**AIM OF THE EXERCISE:** Keep the pictures out and restate every record exactly.

**DATASET CONTENT:**
····················

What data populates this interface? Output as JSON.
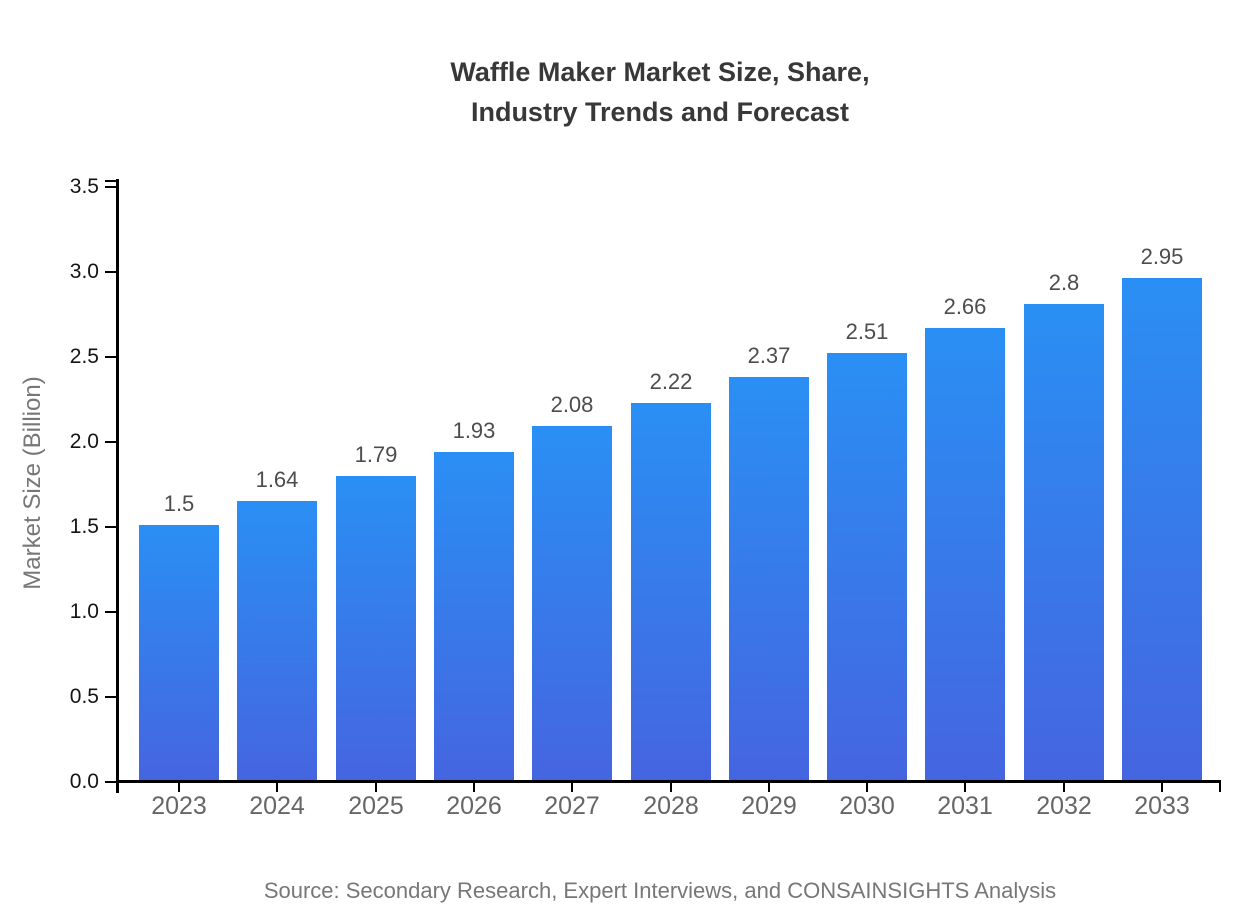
{
  "header": {
    "title_line1": "Waffle Maker Market Size, Share,",
    "title_line2": "Industry Trends and Forecast"
  },
  "footer": {
    "source": "Source: Secondary Research, Expert Interviews, and CONSAINSIGHTS Analysis"
  },
  "chart_data": {
    "type": "bar",
    "title": "Waffle Maker Market Size, Share, Industry Trends and Forecast",
    "categories": [
      "2023",
      "2024",
      "2025",
      "2026",
      "2027",
      "2028",
      "2029",
      "2030",
      "2031",
      "2032",
      "2033"
    ],
    "values": [
      1.5,
      1.64,
      1.79,
      1.93,
      2.08,
      2.22,
      2.37,
      2.51,
      2.66,
      2.8,
      2.95
    ],
    "value_labels": [
      "1.5",
      "1.64",
      "1.79",
      "1.93",
      "2.08",
      "2.22",
      "2.37",
      "2.51",
      "2.66",
      "2.8",
      "2.95"
    ],
    "xlabel": "",
    "ylabel": "Market Size (Billion)",
    "ylim": [
      0,
      3.5
    ],
    "ytick_step": 0.5,
    "yticks": [
      "0.0",
      "0.5",
      "1.0",
      "1.5",
      "2.0",
      "2.5",
      "3.0",
      "3.5"
    ],
    "grid": false,
    "legend": "none",
    "colors": {
      "bar_top": "#2a8ff4",
      "bar_bottom": "#4565e0",
      "axis": "#000000",
      "title": "#383838",
      "ytick_label": "#141414",
      "xtick_label": "#666666",
      "value_label": "#4d4d4d",
      "muted_label": "#777777"
    }
  }
}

····················

**COMPLETE OUTPUT:**
What data populates this interface? Output as JSON.
{
  "header": {
    "title_line1": "Waffle Maker Market Size, Share,",
    "title_line2": "Industry Trends and Forecast"
  },
  "footer": {
    "source": "Source: Secondary Research, Expert Interviews, and CONSAINSIGHTS Analysis"
  },
  "chart_data": {
    "type": "bar",
    "title": "Waffle Maker Market Size, Share, Industry Trends and Forecast",
    "categories": [
      "2023",
      "2024",
      "2025",
      "2026",
      "2027",
      "2028",
      "2029",
      "2030",
      "2031",
      "2032",
      "2033"
    ],
    "values": [
      1.5,
      1.64,
      1.79,
      1.93,
      2.08,
      2.22,
      2.37,
      2.51,
      2.66,
      2.8,
      2.95
    ],
    "value_labels": [
      "1.5",
      "1.64",
      "1.79",
      "1.93",
      "2.08",
      "2.22",
      "2.37",
      "2.51",
      "2.66",
      "2.8",
      "2.95"
    ],
    "xlabel": "",
    "ylabel": "Market Size (Billion)",
    "ylim": [
      0,
      3.5
    ],
    "ytick_step": 0.5,
    "yticks": [
      "0.0",
      "0.5",
      "1.0",
      "1.5",
      "2.0",
      "2.5",
      "3.0",
      "3.5"
    ],
    "grid": false,
    "legend": "none",
    "colors": {
      "bar_top": "#2a8ff4",
      "bar_bottom": "#4565e0",
      "axis": "#000000",
      "title": "#383838",
      "ytick_label": "#141414",
      "xtick_label": "#666666",
      "value_label": "#4d4d4d",
      "muted_label": "#777777"
    }
  }
}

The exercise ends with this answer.